--- Start ---
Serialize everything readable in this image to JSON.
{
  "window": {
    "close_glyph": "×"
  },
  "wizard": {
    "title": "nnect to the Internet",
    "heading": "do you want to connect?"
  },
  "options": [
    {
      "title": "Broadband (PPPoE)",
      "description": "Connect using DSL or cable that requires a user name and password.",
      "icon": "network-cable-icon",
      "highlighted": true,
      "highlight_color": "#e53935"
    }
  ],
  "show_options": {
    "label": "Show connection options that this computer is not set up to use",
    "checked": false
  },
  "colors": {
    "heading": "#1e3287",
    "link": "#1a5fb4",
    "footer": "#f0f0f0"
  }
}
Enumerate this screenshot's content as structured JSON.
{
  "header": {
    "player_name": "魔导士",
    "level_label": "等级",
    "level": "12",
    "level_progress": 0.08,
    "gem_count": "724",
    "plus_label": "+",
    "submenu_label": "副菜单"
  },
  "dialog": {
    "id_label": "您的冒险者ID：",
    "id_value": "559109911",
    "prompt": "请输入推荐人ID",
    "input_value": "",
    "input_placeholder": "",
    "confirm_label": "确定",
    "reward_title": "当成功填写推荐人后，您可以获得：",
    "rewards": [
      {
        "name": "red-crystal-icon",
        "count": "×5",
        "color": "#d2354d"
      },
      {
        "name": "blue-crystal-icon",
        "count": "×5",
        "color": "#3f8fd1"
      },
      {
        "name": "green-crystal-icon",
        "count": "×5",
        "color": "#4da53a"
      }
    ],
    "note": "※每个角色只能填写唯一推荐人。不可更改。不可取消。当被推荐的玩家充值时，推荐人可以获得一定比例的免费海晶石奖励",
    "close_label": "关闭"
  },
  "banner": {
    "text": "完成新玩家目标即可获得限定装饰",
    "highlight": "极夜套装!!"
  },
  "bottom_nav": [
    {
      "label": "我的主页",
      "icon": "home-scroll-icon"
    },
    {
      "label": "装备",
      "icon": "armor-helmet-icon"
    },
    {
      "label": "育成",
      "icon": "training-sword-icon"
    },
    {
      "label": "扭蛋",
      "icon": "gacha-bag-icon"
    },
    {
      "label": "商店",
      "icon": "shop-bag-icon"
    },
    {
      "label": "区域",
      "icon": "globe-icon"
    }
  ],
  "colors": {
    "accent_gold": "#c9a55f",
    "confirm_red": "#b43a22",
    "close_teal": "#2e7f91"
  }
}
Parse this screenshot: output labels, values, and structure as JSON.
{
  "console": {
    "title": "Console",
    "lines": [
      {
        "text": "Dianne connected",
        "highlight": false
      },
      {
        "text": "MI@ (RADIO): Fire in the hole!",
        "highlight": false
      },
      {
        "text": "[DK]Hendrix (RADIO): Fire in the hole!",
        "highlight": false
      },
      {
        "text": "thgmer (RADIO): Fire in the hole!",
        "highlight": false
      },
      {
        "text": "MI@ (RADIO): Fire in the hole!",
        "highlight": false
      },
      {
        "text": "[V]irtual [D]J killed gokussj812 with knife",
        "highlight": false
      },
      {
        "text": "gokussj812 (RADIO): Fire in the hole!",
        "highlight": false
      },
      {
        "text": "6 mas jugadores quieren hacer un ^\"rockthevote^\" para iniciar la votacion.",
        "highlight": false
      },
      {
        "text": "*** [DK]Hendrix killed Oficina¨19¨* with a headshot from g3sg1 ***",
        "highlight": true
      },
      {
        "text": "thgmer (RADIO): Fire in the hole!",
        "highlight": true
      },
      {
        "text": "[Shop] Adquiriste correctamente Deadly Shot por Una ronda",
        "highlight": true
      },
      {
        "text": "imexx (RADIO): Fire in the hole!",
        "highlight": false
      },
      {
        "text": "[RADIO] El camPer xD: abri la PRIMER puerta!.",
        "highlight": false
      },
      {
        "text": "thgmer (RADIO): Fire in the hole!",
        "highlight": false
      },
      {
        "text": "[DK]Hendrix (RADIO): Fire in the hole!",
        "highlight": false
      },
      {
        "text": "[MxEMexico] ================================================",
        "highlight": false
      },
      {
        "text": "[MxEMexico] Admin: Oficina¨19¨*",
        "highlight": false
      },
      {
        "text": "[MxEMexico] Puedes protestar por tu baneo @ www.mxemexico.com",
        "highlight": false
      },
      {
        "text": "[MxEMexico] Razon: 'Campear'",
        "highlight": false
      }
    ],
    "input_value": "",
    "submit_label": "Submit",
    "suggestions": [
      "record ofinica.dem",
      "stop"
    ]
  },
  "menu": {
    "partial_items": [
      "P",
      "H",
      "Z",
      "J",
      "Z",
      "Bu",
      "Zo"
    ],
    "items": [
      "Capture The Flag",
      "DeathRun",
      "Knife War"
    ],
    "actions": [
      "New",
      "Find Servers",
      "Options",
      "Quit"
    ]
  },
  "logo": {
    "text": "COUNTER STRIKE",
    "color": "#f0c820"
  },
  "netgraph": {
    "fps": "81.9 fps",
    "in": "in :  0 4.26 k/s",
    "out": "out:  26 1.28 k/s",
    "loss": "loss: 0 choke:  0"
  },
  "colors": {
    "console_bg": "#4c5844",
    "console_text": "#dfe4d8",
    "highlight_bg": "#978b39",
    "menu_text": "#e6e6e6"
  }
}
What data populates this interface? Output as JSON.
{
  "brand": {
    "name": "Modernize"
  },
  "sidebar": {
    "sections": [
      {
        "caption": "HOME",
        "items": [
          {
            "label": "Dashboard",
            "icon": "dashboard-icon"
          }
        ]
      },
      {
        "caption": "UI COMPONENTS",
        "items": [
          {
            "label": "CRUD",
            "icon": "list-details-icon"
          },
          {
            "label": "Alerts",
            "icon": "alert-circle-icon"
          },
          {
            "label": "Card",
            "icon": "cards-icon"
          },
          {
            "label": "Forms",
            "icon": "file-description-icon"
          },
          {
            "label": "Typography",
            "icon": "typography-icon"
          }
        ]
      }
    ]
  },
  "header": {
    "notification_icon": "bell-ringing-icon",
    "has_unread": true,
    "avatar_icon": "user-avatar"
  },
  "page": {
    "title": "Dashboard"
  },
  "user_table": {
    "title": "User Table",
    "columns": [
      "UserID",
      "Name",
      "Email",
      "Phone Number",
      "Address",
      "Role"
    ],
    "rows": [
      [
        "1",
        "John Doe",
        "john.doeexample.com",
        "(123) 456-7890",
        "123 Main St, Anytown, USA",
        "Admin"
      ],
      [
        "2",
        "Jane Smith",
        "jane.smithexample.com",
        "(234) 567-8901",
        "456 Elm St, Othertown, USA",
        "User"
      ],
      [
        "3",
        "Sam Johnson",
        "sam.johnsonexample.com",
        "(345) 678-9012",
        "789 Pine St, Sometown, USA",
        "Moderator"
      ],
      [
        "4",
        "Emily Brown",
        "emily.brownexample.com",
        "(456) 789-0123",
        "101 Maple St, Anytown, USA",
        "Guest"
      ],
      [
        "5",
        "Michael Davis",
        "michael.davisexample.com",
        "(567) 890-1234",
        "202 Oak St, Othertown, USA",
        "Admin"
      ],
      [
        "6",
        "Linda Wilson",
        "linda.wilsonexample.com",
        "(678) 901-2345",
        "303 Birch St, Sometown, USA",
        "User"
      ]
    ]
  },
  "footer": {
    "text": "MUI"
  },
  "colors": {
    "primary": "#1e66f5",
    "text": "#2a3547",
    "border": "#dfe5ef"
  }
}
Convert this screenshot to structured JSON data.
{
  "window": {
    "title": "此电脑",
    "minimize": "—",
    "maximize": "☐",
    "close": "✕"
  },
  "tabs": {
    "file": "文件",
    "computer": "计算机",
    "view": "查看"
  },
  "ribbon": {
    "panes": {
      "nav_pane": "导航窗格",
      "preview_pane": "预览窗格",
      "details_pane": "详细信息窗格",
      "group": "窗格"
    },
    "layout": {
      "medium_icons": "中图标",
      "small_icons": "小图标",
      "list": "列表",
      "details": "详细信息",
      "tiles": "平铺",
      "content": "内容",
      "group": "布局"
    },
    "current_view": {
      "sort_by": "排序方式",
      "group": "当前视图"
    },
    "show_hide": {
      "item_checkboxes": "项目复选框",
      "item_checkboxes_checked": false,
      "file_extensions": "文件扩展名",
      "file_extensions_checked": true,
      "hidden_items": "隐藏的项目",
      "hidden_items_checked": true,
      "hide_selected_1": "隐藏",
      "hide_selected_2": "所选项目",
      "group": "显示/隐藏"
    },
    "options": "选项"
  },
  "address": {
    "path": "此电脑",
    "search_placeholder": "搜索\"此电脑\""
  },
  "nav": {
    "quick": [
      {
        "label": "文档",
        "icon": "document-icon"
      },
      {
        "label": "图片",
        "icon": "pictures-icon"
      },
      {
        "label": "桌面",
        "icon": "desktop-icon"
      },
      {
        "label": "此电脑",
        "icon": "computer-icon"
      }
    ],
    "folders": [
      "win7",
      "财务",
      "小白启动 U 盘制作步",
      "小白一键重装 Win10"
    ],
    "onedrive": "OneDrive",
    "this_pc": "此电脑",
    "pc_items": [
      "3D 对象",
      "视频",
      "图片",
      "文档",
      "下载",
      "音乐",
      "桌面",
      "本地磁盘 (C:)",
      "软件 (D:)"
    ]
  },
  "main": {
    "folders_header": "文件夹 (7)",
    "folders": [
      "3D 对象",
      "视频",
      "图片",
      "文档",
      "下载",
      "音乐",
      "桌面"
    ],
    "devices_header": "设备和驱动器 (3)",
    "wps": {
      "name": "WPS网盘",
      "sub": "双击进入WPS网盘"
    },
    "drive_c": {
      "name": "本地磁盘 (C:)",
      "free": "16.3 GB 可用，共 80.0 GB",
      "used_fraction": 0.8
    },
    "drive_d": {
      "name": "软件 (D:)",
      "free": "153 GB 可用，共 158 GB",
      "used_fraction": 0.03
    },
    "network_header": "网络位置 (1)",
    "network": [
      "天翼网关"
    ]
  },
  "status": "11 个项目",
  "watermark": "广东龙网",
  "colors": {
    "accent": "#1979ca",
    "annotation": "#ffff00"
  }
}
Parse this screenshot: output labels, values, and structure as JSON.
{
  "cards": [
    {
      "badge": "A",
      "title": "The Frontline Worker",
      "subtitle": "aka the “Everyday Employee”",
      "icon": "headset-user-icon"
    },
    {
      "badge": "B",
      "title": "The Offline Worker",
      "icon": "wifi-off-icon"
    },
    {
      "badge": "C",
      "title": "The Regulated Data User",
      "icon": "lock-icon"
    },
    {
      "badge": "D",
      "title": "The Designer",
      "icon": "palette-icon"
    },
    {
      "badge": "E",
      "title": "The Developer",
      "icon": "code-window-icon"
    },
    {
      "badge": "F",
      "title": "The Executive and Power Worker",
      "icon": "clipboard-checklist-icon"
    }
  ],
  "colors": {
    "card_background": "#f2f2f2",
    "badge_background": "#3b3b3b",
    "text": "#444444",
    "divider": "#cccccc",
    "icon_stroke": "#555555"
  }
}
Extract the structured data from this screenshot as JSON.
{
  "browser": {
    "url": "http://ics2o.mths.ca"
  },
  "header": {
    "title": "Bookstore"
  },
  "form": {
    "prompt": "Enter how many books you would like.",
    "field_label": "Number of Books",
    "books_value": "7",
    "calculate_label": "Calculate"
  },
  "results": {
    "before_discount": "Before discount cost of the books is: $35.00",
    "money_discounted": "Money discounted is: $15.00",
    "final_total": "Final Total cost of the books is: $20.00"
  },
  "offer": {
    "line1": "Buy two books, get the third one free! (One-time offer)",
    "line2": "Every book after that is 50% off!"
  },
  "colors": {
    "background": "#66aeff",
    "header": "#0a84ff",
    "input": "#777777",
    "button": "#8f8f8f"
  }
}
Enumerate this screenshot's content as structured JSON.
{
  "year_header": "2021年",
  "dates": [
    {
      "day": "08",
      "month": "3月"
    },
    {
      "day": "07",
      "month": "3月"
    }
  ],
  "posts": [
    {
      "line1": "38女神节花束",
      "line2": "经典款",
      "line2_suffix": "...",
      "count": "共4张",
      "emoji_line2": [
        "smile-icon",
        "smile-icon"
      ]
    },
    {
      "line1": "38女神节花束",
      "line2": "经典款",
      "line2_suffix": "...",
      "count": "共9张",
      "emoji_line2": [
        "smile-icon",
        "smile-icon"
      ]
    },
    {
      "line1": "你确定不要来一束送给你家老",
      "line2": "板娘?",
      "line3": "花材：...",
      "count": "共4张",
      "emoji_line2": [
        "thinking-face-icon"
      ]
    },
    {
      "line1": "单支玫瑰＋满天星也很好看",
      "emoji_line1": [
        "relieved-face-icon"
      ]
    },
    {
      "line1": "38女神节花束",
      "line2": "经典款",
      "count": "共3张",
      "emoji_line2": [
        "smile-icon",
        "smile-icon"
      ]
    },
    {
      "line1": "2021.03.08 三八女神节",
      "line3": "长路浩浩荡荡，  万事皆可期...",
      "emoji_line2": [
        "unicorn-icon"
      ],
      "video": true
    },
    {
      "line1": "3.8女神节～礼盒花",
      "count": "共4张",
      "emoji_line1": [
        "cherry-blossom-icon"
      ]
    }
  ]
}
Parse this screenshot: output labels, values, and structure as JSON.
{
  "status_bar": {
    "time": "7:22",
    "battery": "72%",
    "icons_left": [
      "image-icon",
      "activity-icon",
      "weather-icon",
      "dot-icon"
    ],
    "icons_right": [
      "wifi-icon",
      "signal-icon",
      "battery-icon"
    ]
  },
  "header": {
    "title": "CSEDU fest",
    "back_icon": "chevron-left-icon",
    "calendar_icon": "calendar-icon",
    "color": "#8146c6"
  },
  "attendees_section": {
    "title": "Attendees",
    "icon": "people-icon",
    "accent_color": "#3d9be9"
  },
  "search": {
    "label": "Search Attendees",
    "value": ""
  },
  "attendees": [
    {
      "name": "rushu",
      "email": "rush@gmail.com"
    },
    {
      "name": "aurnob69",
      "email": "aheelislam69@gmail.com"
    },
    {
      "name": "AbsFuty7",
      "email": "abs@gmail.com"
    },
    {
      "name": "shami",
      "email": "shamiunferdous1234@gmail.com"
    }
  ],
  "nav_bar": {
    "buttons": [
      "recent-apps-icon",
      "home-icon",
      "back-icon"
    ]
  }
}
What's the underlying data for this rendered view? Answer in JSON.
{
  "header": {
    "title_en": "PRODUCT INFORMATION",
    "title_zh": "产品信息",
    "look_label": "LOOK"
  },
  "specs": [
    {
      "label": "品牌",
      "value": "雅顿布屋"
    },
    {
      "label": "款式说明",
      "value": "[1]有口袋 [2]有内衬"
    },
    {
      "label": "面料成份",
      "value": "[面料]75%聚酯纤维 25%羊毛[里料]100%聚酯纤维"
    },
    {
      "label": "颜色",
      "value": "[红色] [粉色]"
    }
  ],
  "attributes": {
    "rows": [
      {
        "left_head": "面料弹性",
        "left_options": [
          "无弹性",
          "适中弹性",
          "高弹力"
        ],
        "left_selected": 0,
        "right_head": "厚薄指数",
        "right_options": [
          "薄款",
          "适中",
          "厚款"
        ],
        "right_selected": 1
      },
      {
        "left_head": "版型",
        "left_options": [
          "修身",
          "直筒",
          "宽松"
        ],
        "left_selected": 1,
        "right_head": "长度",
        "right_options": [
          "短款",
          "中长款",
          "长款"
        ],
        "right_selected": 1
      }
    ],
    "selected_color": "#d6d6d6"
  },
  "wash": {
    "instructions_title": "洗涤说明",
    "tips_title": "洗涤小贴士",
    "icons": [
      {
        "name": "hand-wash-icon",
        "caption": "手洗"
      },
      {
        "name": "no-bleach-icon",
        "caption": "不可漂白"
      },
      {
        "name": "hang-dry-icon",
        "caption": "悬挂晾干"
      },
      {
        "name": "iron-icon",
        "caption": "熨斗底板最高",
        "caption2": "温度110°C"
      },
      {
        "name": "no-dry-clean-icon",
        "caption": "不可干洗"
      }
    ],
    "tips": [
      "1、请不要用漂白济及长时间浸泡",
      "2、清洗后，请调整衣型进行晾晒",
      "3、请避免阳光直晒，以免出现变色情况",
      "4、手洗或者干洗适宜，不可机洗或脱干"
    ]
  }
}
--- End ---
EXERCISE
Determine how many lines of the listing above hold the word "time". Report that number without anything else.

EXERCISE RESULT
2